### Challenge
Below are some records. Copy every line in them that holds "What".

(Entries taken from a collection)
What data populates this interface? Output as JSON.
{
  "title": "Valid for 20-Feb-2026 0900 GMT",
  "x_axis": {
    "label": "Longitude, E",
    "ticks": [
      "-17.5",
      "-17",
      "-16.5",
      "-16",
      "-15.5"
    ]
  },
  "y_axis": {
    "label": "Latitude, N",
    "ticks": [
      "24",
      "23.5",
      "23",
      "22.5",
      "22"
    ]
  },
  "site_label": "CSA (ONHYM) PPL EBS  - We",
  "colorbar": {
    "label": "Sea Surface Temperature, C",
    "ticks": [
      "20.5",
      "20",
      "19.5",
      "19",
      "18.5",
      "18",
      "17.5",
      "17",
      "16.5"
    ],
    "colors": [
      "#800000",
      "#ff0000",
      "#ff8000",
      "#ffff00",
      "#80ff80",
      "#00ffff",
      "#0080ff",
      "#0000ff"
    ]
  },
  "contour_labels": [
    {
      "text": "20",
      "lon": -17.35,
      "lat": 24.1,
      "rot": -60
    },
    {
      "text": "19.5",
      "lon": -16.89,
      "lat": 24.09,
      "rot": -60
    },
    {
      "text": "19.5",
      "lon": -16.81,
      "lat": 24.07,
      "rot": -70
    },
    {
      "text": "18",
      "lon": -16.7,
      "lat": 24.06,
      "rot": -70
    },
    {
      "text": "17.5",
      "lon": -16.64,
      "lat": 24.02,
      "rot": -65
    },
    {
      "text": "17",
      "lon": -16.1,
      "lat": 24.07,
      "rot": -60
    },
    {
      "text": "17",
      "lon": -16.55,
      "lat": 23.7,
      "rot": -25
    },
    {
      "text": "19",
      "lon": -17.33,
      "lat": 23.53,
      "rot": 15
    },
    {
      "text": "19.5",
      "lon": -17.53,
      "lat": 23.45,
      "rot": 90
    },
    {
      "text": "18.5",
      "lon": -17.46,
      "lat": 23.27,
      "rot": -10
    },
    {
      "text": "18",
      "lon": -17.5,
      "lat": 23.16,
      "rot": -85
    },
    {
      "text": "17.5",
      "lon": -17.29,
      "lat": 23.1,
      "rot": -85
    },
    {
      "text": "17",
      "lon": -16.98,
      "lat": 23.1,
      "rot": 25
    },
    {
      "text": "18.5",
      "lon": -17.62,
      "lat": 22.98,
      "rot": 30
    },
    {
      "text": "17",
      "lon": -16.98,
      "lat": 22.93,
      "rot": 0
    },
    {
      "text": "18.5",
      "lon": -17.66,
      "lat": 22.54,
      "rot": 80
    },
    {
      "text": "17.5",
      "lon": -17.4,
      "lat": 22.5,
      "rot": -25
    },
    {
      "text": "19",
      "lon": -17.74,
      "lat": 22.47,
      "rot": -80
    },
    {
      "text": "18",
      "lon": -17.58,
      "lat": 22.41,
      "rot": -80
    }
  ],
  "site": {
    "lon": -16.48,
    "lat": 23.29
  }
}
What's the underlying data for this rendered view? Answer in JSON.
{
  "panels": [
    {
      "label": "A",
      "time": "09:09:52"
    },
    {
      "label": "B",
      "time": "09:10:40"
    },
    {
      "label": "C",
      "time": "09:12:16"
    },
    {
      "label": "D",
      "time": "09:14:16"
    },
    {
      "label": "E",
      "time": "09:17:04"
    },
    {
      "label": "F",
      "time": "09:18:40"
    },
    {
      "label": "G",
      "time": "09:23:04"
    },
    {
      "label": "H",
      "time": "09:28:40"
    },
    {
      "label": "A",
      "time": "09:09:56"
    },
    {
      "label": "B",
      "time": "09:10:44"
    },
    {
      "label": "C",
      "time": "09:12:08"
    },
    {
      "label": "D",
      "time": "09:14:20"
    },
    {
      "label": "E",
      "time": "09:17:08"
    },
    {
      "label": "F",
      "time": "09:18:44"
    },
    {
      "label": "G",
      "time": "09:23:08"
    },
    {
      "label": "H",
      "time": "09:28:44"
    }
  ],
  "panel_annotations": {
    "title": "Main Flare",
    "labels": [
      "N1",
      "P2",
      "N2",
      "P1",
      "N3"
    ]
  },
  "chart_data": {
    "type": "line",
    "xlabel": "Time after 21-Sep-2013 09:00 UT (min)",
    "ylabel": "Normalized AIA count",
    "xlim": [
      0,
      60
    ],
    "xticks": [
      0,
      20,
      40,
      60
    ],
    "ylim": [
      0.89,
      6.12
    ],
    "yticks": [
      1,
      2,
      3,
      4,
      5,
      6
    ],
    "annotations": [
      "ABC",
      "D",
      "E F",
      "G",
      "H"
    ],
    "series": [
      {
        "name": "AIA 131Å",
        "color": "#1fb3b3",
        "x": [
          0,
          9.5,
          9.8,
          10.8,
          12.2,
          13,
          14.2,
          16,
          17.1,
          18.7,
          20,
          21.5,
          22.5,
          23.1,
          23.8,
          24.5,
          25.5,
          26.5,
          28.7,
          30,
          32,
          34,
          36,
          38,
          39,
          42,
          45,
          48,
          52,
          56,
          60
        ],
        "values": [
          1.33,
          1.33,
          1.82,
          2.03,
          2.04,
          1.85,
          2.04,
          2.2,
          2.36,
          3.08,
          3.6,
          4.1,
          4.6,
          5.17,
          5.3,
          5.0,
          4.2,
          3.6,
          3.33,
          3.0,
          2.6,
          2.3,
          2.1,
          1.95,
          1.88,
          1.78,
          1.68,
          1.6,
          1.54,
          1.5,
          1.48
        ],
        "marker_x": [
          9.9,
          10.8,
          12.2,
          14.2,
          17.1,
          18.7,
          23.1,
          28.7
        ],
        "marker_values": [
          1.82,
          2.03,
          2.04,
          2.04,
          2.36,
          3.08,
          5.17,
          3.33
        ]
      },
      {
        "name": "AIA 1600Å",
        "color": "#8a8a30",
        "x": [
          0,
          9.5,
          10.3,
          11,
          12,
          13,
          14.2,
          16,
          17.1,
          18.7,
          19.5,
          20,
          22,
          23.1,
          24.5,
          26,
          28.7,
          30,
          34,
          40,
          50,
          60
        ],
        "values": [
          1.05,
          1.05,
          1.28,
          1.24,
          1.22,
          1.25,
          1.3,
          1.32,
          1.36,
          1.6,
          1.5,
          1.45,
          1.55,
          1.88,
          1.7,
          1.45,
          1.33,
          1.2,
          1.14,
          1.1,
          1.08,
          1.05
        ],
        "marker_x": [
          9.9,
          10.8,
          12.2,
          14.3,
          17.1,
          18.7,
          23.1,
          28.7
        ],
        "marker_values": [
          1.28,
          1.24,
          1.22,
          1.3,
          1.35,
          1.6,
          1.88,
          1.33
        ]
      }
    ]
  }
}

### Exercise result
What data populates this interface? Output as JSON.
What's the underlying data for this rendered view? Answer in JSON.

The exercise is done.